Transcribe every entry word for word. Skip the pictures.
▼▼▼
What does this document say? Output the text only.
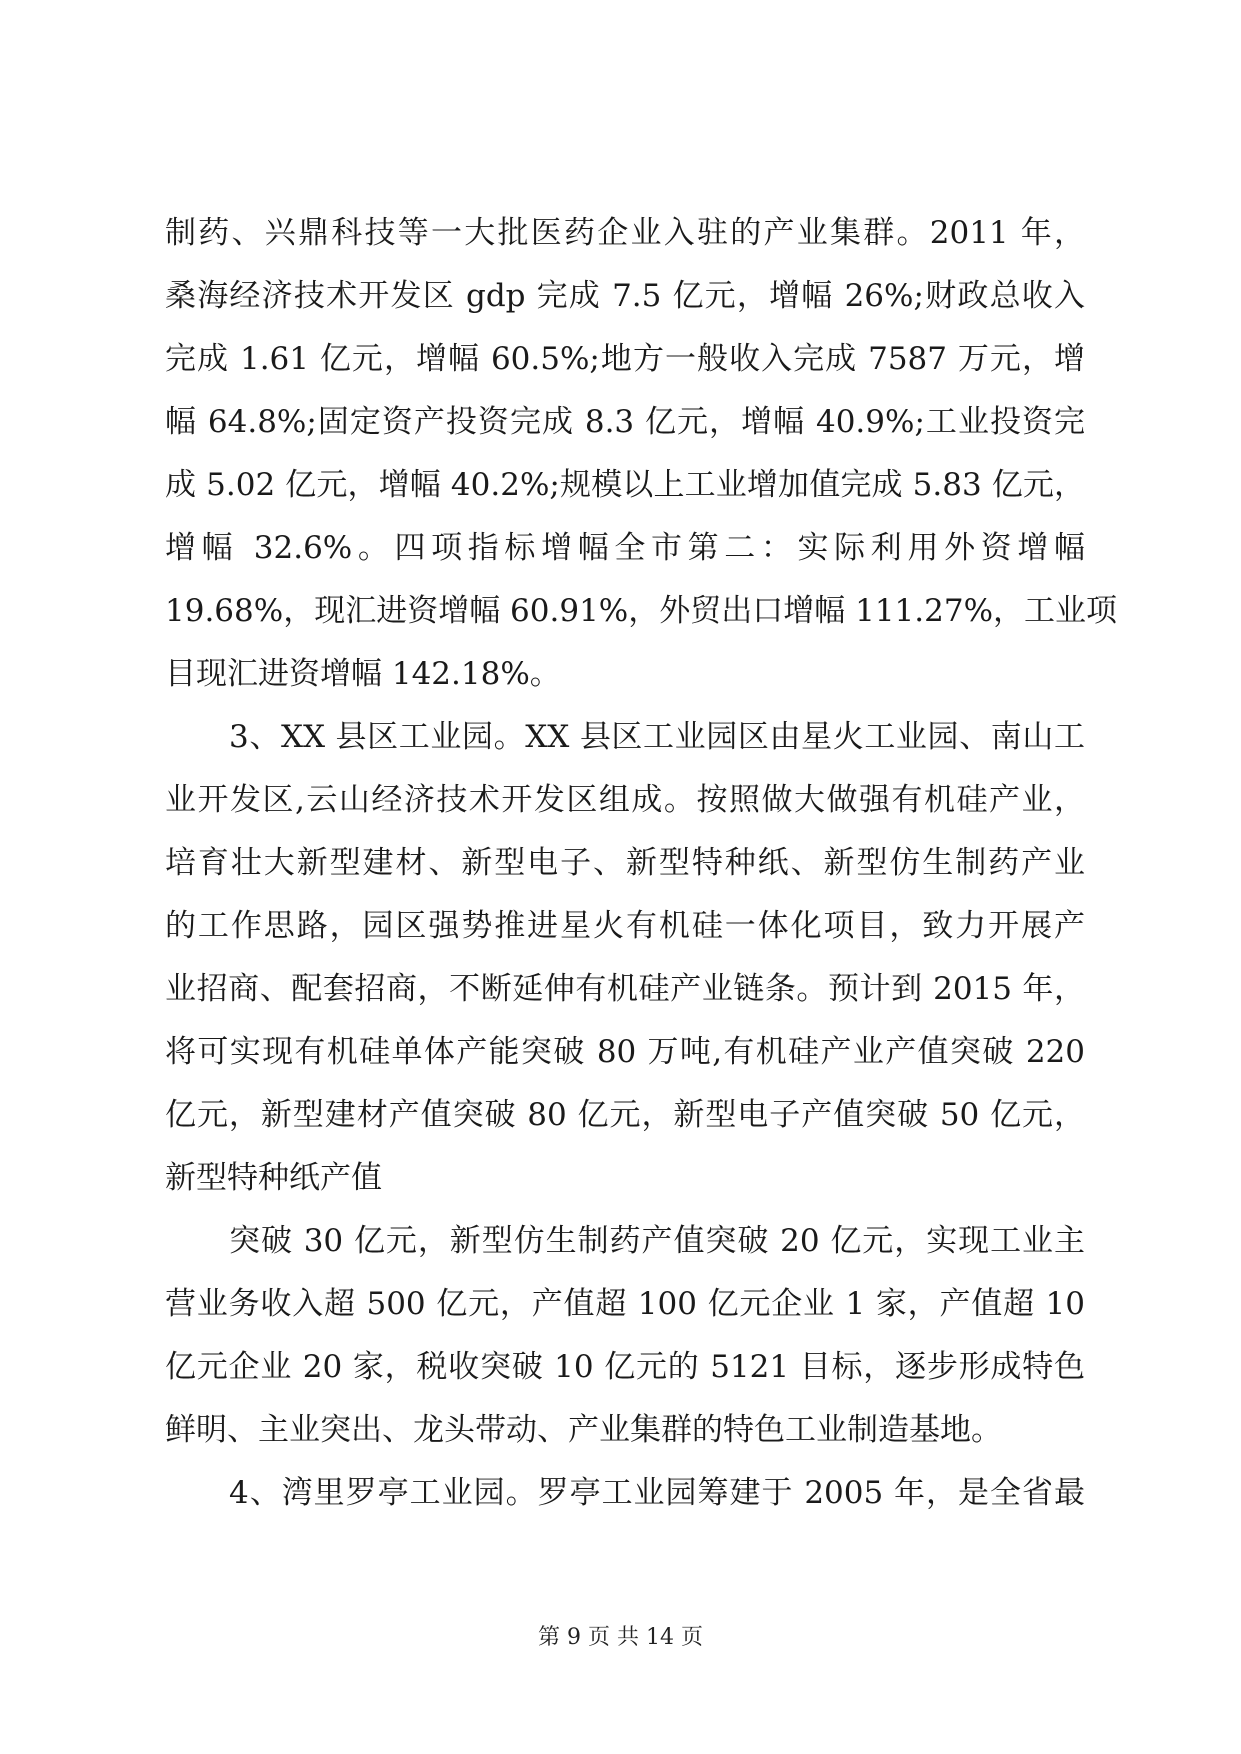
制药、兴鼎科技等一大批医药企业入驻的产业集群。2011 年，
桑海经济技术开发区 gdp 完成 7.5 亿元，增幅 26%;财政总收入
完成 1.61 亿元，增幅 60.5%;地方一般收入完成 7587 万元，增
幅 64.8%;固定资产投资完成 8.3 亿元，增幅 40.9%;工业投资完
成 5.02 亿元，增幅 40.2%;规模以上工业增加值完成 5.83 亿元，
增幅 32.6%。四项指标增幅全市第二：实际利用外资增幅
19.68%，现汇进资增幅 60.91%，外贸出口增幅 111.27%，工业项
目现汇进资增幅 142.18%。
3、XX 县区工业园。XX 县区工业园区由星火工业园、南山工
业开发区,云山经济技术开发区组成。按照做大做强有机硅产业，
培育壮大新型建材、新型电子、新型特种纸、新型仿生制药产业
的工作思路，园区强势推进星火有机硅一体化项目，致力开展产
业招商、配套招商，不断延伸有机硅产业链条。预计到 2015 年，
将可实现有机硅单体产能突破 80 万吨,有机硅产业产值突破 220
亿元，新型建材产值突破 80 亿元，新型电子产值突破 50 亿元，
新型特种纸产值
突破 30 亿元，新型仿生制药产值突破 20 亿元，实现工业主
营业务收入超 500 亿元，产值超 100 亿元企业 1 家，产值超 10
亿元企业 20 家，税收突破 10 亿元的 5121 目标，逐步形成特色
鲜明、主业突出、龙头带动、产业集群的特色工业制造基地。
4、湾里罗亭工业园。罗亭工业园筹建于 2005 年，是全省最
第 9 页 共 14 页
▲▲▲
**COMPLETED EXERCISE**
What does this document say? Output the text only.
制药、兴鼎科技等一大批医药企业入驻的产业集群。2011 年，
桑海经济技术开发区 gdp 完成 7.5 亿元，增幅 26%;财政总收入
完成 1.61 亿元，增幅 60.5%;地方一般收入完成 7587 万元，增
幅 64.8%;固定资产投资完成 8.3 亿元，增幅 40.9%;工业投资完
成 5.02 亿元，增幅 40.2%;规模以上工业增加值完成 5.83 亿元，
增幅 32.6%。四项指标增幅全市第二：实际利用外资增幅
19.68%，现汇进资增幅 60.91%，外贸出口增幅 111.27%，工业项
目现汇进资增幅 142.18%。
3、XX 县区工业园。XX 县区工业园区由星火工业园、南山工
业开发区,云山经济技术开发区组成。按照做大做强有机硅产业，
培育壮大新型建材、新型电子、新型特种纸、新型仿生制药产业
的工作思路，园区强势推进星火有机硅一体化项目，致力开展产
业招商、配套招商，不断延伸有机硅产业链条。预计到 2015 年，
将可实现有机硅单体产能突破 80 万吨,有机硅产业产值突破 220
亿元，新型建材产值突破 80 亿元，新型电子产值突破 50 亿元，
新型特种纸产值
突破 30 亿元，新型仿生制药产值突破 20 亿元，实现工业主
营业务收入超 500 亿元，产值超 100 亿元企业 1 家，产值超 10
亿元企业 20 家，税收突破 10 亿元的 5121 目标，逐步形成特色
鲜明、主业突出、龙头带动、产业集群的特色工业制造基地。
4、湾里罗亭工业园。罗亭工业园筹建于 2005 年，是全省最
第 9 页 共 14 页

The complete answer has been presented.